Esta noche me emborracho (Cette nuit je vais me saouler)
1928 Enrique Santos Discépolo paroles et musique
Derrière cette belle mélodie, que nous dansons souvent avec l'interprétation de D'Arienzo et Alberto Echagüe, se cache un texte terrible, qui décrit deux tragédies liées , dans ce langage de tous les jours, avec un large recours au Lunfardo, qui caractérise Discépolo.
Ecoutons l'interprétation de Carlos Gardel pour profiter pleinement des paroles, dont voici une traduction "cantabile" (à prendre avec indulgence, c'est une première approche !).
Sola, fané, descangayada, la vi esta madrugada salir de un cabaret; flaca, dos cuartas de cogote y una percha en el escote bajo la nuez; chueca, vestida de pebeta, teñida y coqueteando su desnudez... Parecía un gallo desplumao, mostrando al compadrear el cuero picoteao... Yo, que sé cuando no aguanto más, al verla así rajé, pa' no yorar.
¡Y pensar que hace diez años, fue mi locura! ¡Que llegué hasta la traición por su hermosura!... Que esto que hoy es un cascajo fue la dulce metedura donde yo perdí el honor; que chiflao por su belleza le quité el pan a la vieja, me hice ruin y pechador... Que quedé sin un amigo, que viví de mala fe, que me tuvo de rodillas, sin moral, hecho un mendigo, cuando se fue.

Consignes
[a] Réécrivez le passage du texte sur le tango qui va de « 1928 Enrique Santos » jusqu'à « pa' no yorar. » inclus, en mettant « Julio Sosa » à la place de « Carlos Gardel ».
[b] Répondez à ces questions d'après le texte sur le tango :
(i) En quelle année la chanson date-t-elle ?
(ii) Qui en a écrit les paroles et la musique ?
(iii) L'interprétation de quels artistes dansons-nous souvent ?
[c] Prolongez le texte sur le tango à partir de sa dernière phrase.

Données extraites
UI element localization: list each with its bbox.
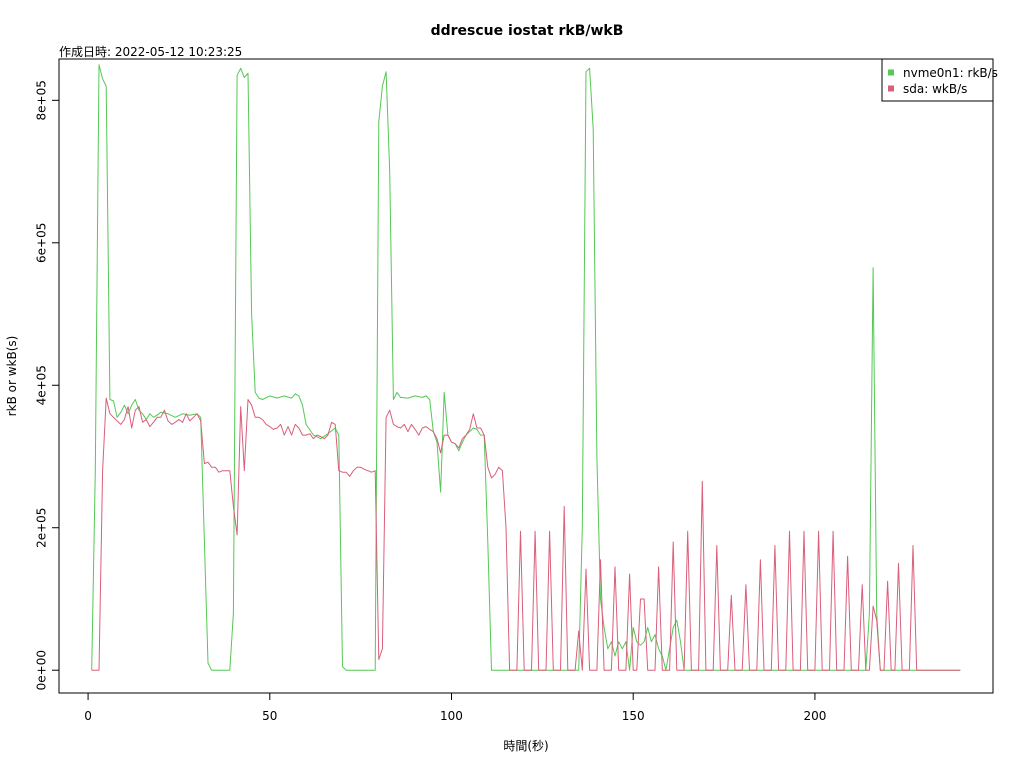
y-axis: 0e+00 2e+05 4e+05 6e+05 8e+05 [35,80,60,690]
x-axis: 0 50 100 150 200 [84,692,826,723]
x-axis-label: 時間(秒) [503,739,548,753]
legend-label: nvme0n1: rkB/s [903,66,998,80]
x-tick-label: 50 [262,709,277,723]
y-axis-label: rkB or wkB(s) [5,336,19,417]
legend-swatch [888,85,894,92]
plot-frame [58,58,994,694]
legend: nvme0n1: rkB/s sda: wkB/s [881,58,998,102]
x-tick-label: 200 [803,709,826,723]
y-tick-label: 4e+05 [35,365,49,405]
x-tick-label: 100 [440,709,463,723]
x-tick-label: 0 [84,709,92,723]
y-tick-label: 6e+05 [35,223,49,263]
x-tick-label: 150 [622,709,645,723]
y-tick-label: 8e+05 [35,80,49,120]
chart-subtitle: 作成日時: 2022-05-12 10:23:25 [59,45,242,59]
series-layer [91,64,961,671]
legend-label: sda: wkB/s [903,82,967,96]
legend-box [881,58,994,102]
series-line-1 [91,64,961,671]
y-tick-label: 0e+00 [35,650,49,690]
chart-title: ddrescue iostat rkB/wkB [431,23,624,39]
series-line-2 [91,397,961,671]
y-tick-label: 2e+05 [35,508,49,548]
legend-swatch [888,69,894,76]
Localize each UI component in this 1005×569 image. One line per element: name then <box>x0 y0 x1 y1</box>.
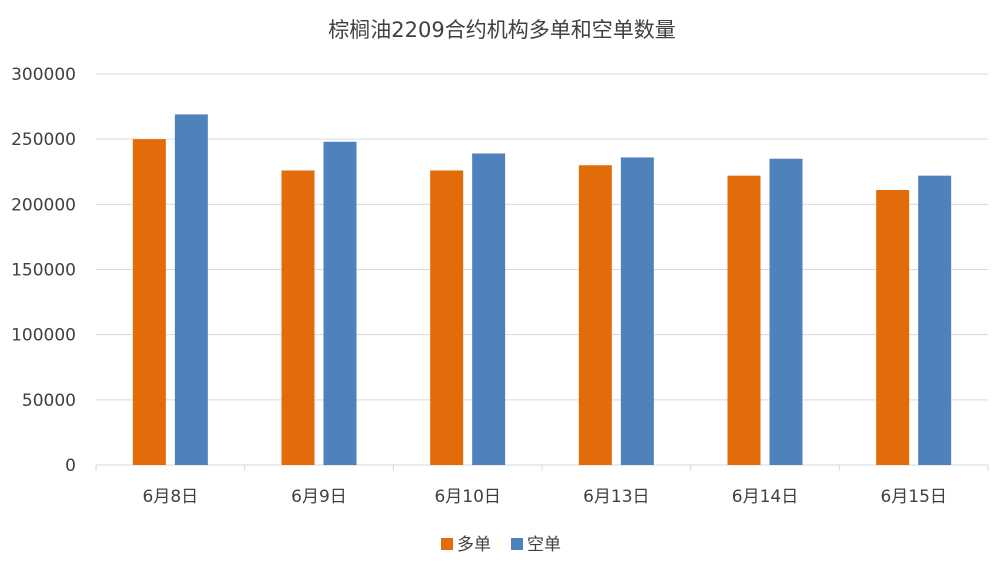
legend-swatch <box>441 538 453 550</box>
bar-long <box>727 175 761 465</box>
x-tick-label: 6月8日 <box>143 487 199 507</box>
grid <box>95 73 989 471</box>
bar-short <box>323 141 357 466</box>
legend-label: 空单 <box>527 535 561 555</box>
y-tick-label: 300000 <box>11 65 76 85</box>
legend: 多单 空单 <box>441 535 561 555</box>
x-tick-label: 6月9日 <box>291 487 347 507</box>
x-tick-label: 6月10日 <box>434 487 500 507</box>
x-tick-label: 6月13日 <box>583 487 649 507</box>
bar-short <box>620 157 654 465</box>
legend-swatch <box>511 538 523 550</box>
bar-short <box>769 158 803 465</box>
y-tick-label: 200000 <box>11 195 76 215</box>
bar-long <box>132 139 166 465</box>
bar-long <box>281 170 315 466</box>
bar-long <box>430 170 464 466</box>
y-tick-label: 50000 <box>22 391 76 411</box>
x-tick-label: 6月15日 <box>880 487 946 507</box>
x-axis: 6月8日 6月9日 6月10日 6月13日 6月14日 6月15日 <box>143 487 947 507</box>
bar-short <box>472 153 506 465</box>
x-tick-label: 6月14日 <box>732 487 798 507</box>
bar-long <box>876 189 910 465</box>
bar-long <box>578 165 612 465</box>
chart-title: 棕榈油2209合约机构多单和空单数量 <box>328 18 675 42</box>
bar-short <box>174 114 208 466</box>
bar-short <box>918 175 952 465</box>
y-tick-label: 150000 <box>11 261 76 281</box>
y-tick-label: 0 <box>65 456 76 476</box>
y-tick-label: 100000 <box>11 326 76 346</box>
bars <box>132 114 952 466</box>
y-tick-label: 250000 <box>11 130 76 150</box>
y-axis: 0 50000 100000 150000 200000 250000 300000 <box>11 65 76 476</box>
legend-label: 多单 <box>457 535 491 555</box>
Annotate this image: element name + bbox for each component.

Réponses
[a]
1928 Enrique Santos Discépolo paroles et musique
Derrière cette belle mélodie, que nous dansons souvent avec l'interprétation de D'Arienzo et Alberto Echagüe, se cache un texte terrible, qui décrit deux tragédies liées , dans ce langage de tous les jours, avec un large recours au Lunfardo, qui caractérise Discépolo.
Ecoutons l'interprétation de Julio Sosa pour profiter pleinement des paroles, dont voici une traduction "cantabile" (à prendre avec indulgence, c'est une première approche !).
Sola, fané, descangayada, la vi esta madrugada salir de un cabaret; flaca, dos cuartas de cogote y una percha en el escote bajo la nuez; chueca, vestida de pebeta, teñida y coqueteando su desnudez... Parecía un gallo desplumao, mostrando al compadrear el cuero picoteao... Yo, que sé cuando no aguanto más, al verla así rajé, pa' no yorar.

[b]
(i) 1928
(ii) Enrique Santos Discépolo
(iii) Celle de D'Arienzo et Alberto Echagüe

[c]
Nunca soñé que la vería en un "requiscat in pace" tan cruel como el de hoy. ¡Mire, si no es pa' suicidarse que por ese cachivache sea lo que soy!... Fiera venganza la del tiempo, que le hace ver deshecho lo que uno amó... Este encuentro me ha hecho tanto mal, que si lo pienso más termino envenenao. Esta noche me emborracho bien, me mamo, ¡bien mamao!, pa' no pensar. |
Seule, fanée et abîmée Je l'ai vue aux aurores Sortir d'un cabaret ; Maigre, la nuque bien rentrée, Un cintre dans l'décolleté Sous le cou décharné ; Fourbe, habillée en gamine, Cheveux teints, aguicheuse Dans cette nudité … Elle avait l'air d'un vieux coq déplumé, Affichant dans sa frime La peau toute ravinée… Moi, qui sais quand je ne supporte plus, Je me suis débiné, Pour pas pleurer.
Quand je pense qu'il y a dix ans, C'était ma folie ! Que j'ai même pu trahir Pour sa beauté !... Ce qui maintenant est une épave Fut la tendre et folle passion Où j'ai perdu mon honneur ; Car rendu fou par sa beauté J'ai enlevé l'pain à ma vieille, Devenu abject et quémandeur… Car j'ai perdu tous mes amis, Car j'ai vécu de mauvaise foi, Car elle m'a mis à genoux, Sans morale, un vrai mendiant, Quand elle est partie.
Jamais je n'ai songé la voir Dans un délabrement D'une telle cruauté. Dites, c'est à s'tirer une balle Que pour ce vieux débris J'en sois arrivé là !... Féroce vengeance que celle du temps, Qui nous fait voir défait C'que nous avons aimé… Cette rencontre m'a fait tant de mal Que si j'y pense encore Je finirai acariâtre. Cette nuit je me saoûle la gueule, Je me pinte, bien pinté Pour pas penser.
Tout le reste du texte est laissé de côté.